- _Task requirements_
Drop the pictures from the entries below, then reproduce the rest exactly.

- _Material provided_
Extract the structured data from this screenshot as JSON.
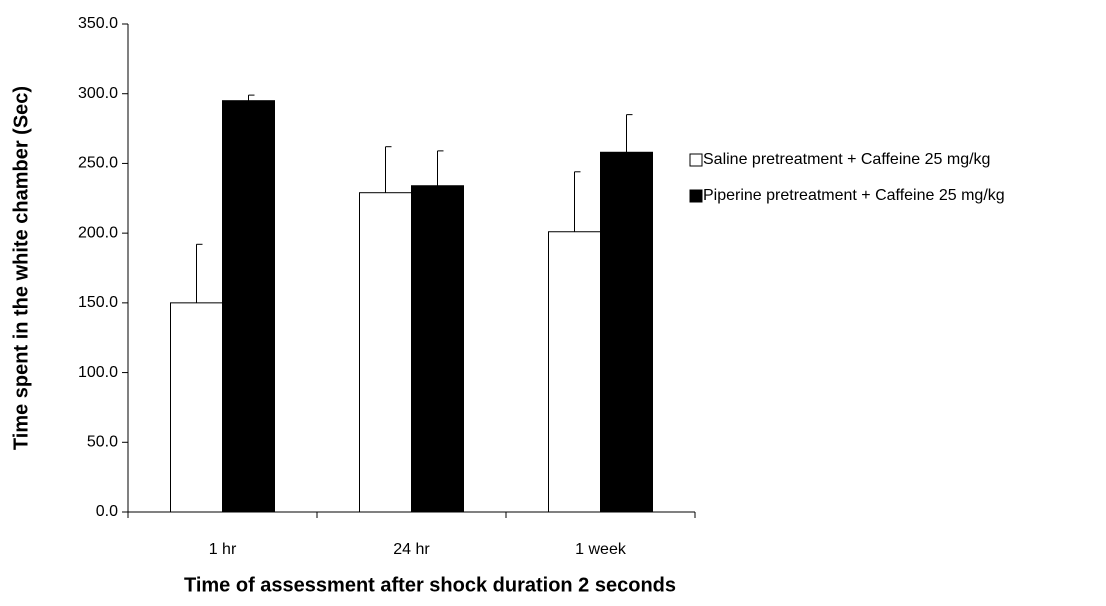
{
  "chart_data": {
    "type": "bar",
    "x_label": "Time of assessment after shock duration 2 seconds",
    "y_label": "Time spent in the white chamber (Sec)",
    "categories": [
      "1 hr",
      "24 hr",
      "1 week"
    ],
    "series": [
      {
        "name": "Saline pretreatment + Caffeine 25 mg/kg",
        "color": "#ffffff",
        "values": [
          150,
          229,
          201
        ],
        "errors": [
          42,
          33,
          43
        ]
      },
      {
        "name": "Piperine pretreatment + Caffeine 25 mg/kg",
        "color": "#000000",
        "values": [
          295,
          234,
          258
        ],
        "errors": [
          4,
          25,
          27
        ]
      }
    ],
    "ylim": [
      0,
      350
    ],
    "yticks": [
      {
        "value": 0,
        "label": "0.0"
      },
      {
        "value": 50,
        "label": "50.0"
      },
      {
        "value": 100,
        "label": "100.0"
      },
      {
        "value": 150,
        "label": "150.0"
      },
      {
        "value": 200,
        "label": "200.0"
      },
      {
        "value": 250,
        "label": "250.0"
      },
      {
        "value": 300,
        "label": "300.0"
      },
      {
        "value": 350,
        "label": "350.0"
      }
    ],
    "grid": false,
    "legend": "right"
  }
}
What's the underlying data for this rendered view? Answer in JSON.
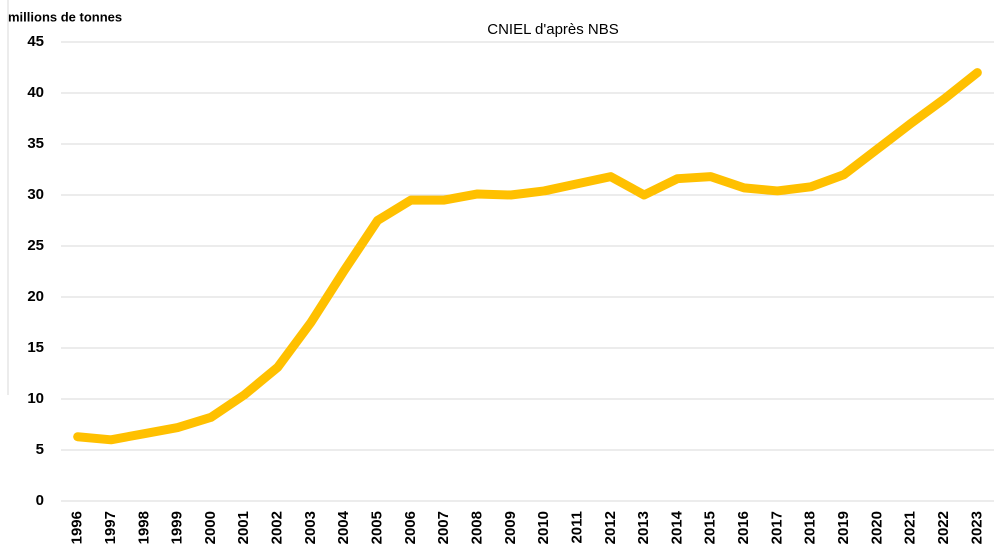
{
  "chart_data": {
    "type": "line",
    "ylabel": "millions de tonnes",
    "source": "CNIEL d'après NBS",
    "categories": [
      "1996",
      "1997",
      "1998",
      "1999",
      "2000",
      "2001",
      "2002",
      "2003",
      "2004",
      "2005",
      "2006",
      "2007",
      "2008",
      "2009",
      "2010",
      "2011",
      "2012",
      "2013",
      "2014",
      "2015",
      "2016",
      "2017",
      "2018",
      "2019",
      "2020",
      "2021",
      "2022",
      "2023"
    ],
    "values": [
      6.3,
      6.0,
      6.6,
      7.2,
      8.2,
      10.4,
      13.1,
      17.5,
      22.6,
      27.5,
      29.5,
      29.5,
      30.1,
      30.0,
      30.4,
      31.1,
      31.8,
      30.0,
      31.6,
      31.8,
      30.7,
      30.4,
      30.8,
      32.0,
      34.5,
      37.0,
      39.4,
      42.0
    ],
    "color": "#ffc000",
    "ylim": [
      0,
      45
    ],
    "yticks": [
      0,
      5,
      10,
      15,
      20,
      25,
      30,
      35,
      40,
      45
    ],
    "grid": true
  }
}
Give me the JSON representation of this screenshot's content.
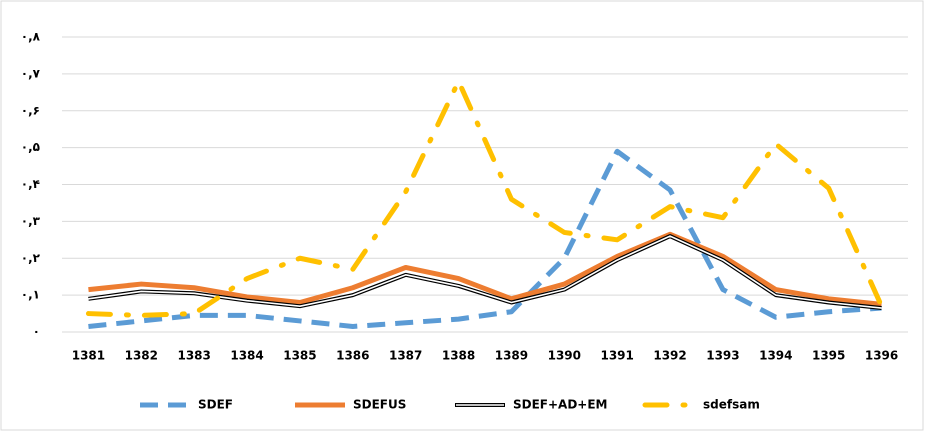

- _Written response_
Extract the structured data from this screenshot as JSON.
{
  "chart_data": {
    "type": "bar",
    "x_label": "Time of assessment after shock duration 2 seconds",
    "y_label": "Time spent in the white chamber (Sec)",
    "categories": [
      "1 hr",
      "24 hr",
      "1 week"
    ],
    "series": [
      {
        "name": "Saline pretreatment + Caffeine 25 mg/kg",
        "color": "#ffffff",
        "values": [
          150,
          229,
          201
        ],
        "errors": [
          42,
          33,
          43
        ]
      },
      {
        "name": "Piperine pretreatment + Caffeine 25 mg/kg",
        "color": "#000000",
        "values": [
          295,
          234,
          258
        ],
        "errors": [
          4,
          25,
          27
        ]
      }
    ],
    "ylim": [
      0,
      350
    ],
    "yticks": [
      {
        "value": 0,
        "label": "0.0"
      },
      {
        "value": 50,
        "label": "50.0"
      },
      {
        "value": 100,
        "label": "100.0"
      },
      {
        "value": 150,
        "label": "150.0"
      },
      {
        "value": 200,
        "label": "200.0"
      },
      {
        "value": 250,
        "label": "250.0"
      },
      {
        "value": 300,
        "label": "300.0"
      },
      {
        "value": 350,
        "label": "350.0"
      }
    ],
    "grid": false,
    "legend": "right"
  }
}
What's the underlying data for this rendered view? Answer in JSON.
{
  "chart_data": {
    "type": "line",
    "ylabel": "millions de tonnes",
    "source": "CNIEL d'après NBS",
    "categories": [
      "1996",
      "1997",
      "1998",
      "1999",
      "2000",
      "2001",
      "2002",
      "2003",
      "2004",
      "2005",
      "2006",
      "2007",
      "2008",
      "2009",
      "2010",
      "2011",
      "2012",
      "2013",
      "2014",
      "2015",
      "2016",
      "2017",
      "2018",
      "2019",
      "2020",
      "2021",
      "2022",
      "2023"
    ],
    "values": [
      6.3,
      6.0,
      6.6,
      7.2,
      8.2,
      10.4,
      13.1,
      17.5,
      22.6,
      27.5,
      29.5,
      29.5,
      30.1,
      30.0,
      30.4,
      31.1,
      31.8,
      30.0,
      31.6,
      31.8,
      30.7,
      30.4,
      30.8,
      32.0,
      34.5,
      37.0,
      39.4,
      42.0
    ],
    "color": "#ffc000",
    "ylim": [
      0,
      45
    ],
    "yticks": [
      0,
      5,
      10,
      15,
      20,
      25,
      30,
      35,
      40,
      45
    ],
    "grid": true
  }
}
Give me the JSON representation of this screenshot's content.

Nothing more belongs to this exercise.